脂质代谢紊乱是肾脏疾病进展的独立危险因素，研究脂质肾损伤的发生机制及防治措施对延缓慢性肾脏病进展具有重要意义。高脂血症时肾脏系膜细胞能通过自身SCAP-SREBP-2-LDLr负反馈调节减少肾脏对脂质摄取，从而防止泡沫细胞形成所导致的肾脏纤维化。ACE2-Ang(1-7)-Mas轴参与抗增生、抗炎、抗纤维化以及机体物质能量代谢，但在脂质肾损伤中的研究国内外尚无报道。本项目旨在前期工作基础上首次探讨在高脂培养的系膜细胞及C57BL/6小鼠脂质肾损伤模型中，ACE2-Ang(1-7)-Mas轴通过增强SCAP-SREBP-2-LDLr负反馈调节降低LDLr表达、改善脂质代谢；进而通过抑制纤维生成及降解信号通路TGF-β/Smad3-CTGF、TGF-β/Smad3-TIMPs/PAI，抑制脂质导致的肾脏纤维化，以明确该轴在改善脂质代谢及脂质肾损伤的机制及地位，为临床治疗慢性肾脏病提供理论依据。

* [提取出的数据条目]
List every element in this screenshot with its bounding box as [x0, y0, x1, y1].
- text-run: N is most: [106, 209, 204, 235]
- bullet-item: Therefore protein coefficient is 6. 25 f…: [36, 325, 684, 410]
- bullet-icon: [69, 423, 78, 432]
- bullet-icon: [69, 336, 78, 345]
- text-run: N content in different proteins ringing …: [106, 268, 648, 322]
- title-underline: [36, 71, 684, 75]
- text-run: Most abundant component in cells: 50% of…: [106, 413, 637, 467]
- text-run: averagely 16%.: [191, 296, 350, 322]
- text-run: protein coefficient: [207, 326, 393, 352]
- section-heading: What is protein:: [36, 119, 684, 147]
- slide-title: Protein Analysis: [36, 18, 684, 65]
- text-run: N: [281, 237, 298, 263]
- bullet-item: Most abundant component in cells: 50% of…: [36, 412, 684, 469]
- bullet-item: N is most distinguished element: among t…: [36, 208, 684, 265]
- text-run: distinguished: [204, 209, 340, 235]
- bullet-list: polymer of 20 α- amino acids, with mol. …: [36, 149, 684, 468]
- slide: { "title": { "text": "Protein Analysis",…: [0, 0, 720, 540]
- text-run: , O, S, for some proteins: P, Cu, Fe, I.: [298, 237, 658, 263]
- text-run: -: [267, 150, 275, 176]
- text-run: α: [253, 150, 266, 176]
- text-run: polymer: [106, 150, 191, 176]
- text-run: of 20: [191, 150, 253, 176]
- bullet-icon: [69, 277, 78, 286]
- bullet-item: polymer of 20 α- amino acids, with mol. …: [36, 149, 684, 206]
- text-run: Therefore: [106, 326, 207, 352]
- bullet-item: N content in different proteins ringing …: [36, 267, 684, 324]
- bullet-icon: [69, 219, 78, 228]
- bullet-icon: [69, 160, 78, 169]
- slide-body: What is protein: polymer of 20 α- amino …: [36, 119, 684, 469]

* [要做的事]
原样引用上面讲脂质肾损伤的那段文字，从“脂质代谢紊乱是肾脏疾病进展的”开始，到“治疗慢性肾脏病提供理论依据。”结束。

* [完成的练习]
脂质代谢紊乱是肾脏疾病进展的独立危险因素，研究脂质肾损伤的发生机制及防治措施对延缓慢性肾脏病进展具有重要意义。高脂血症时肾脏系膜细胞能通过自身SCAP-SREBP-2-LDLr负反馈调节减少肾脏对脂质摄取，从而防止泡沫细胞形成所导致的肾脏纤维化。ACE2-Ang(1-7)-Mas轴参与抗增生、抗炎、抗纤维化以及机体物质能量代谢，但在脂质肾损伤中的研究国内外尚无报道。本项目旨在前期工作基础上首次探讨在高脂培养的系膜细胞及C57BL/6小鼠脂质肾损伤模型中，ACE2-Ang(1-7)-Mas轴通过增强SCAP-SREBP-2-LDLr负反馈调节降低LDLr表达、改善脂质代谢；进而通过抑制纤维生成及降解信号通路TGF-β/Smad3-CTGF、TGF-β/Smad3-TIMPs/PAI，抑制脂质导致的肾脏纤维化，以明确该轴在改善脂质代谢及脂质肾损伤的机制及地位，为临床治疗慢性肾脏病提供理论依据。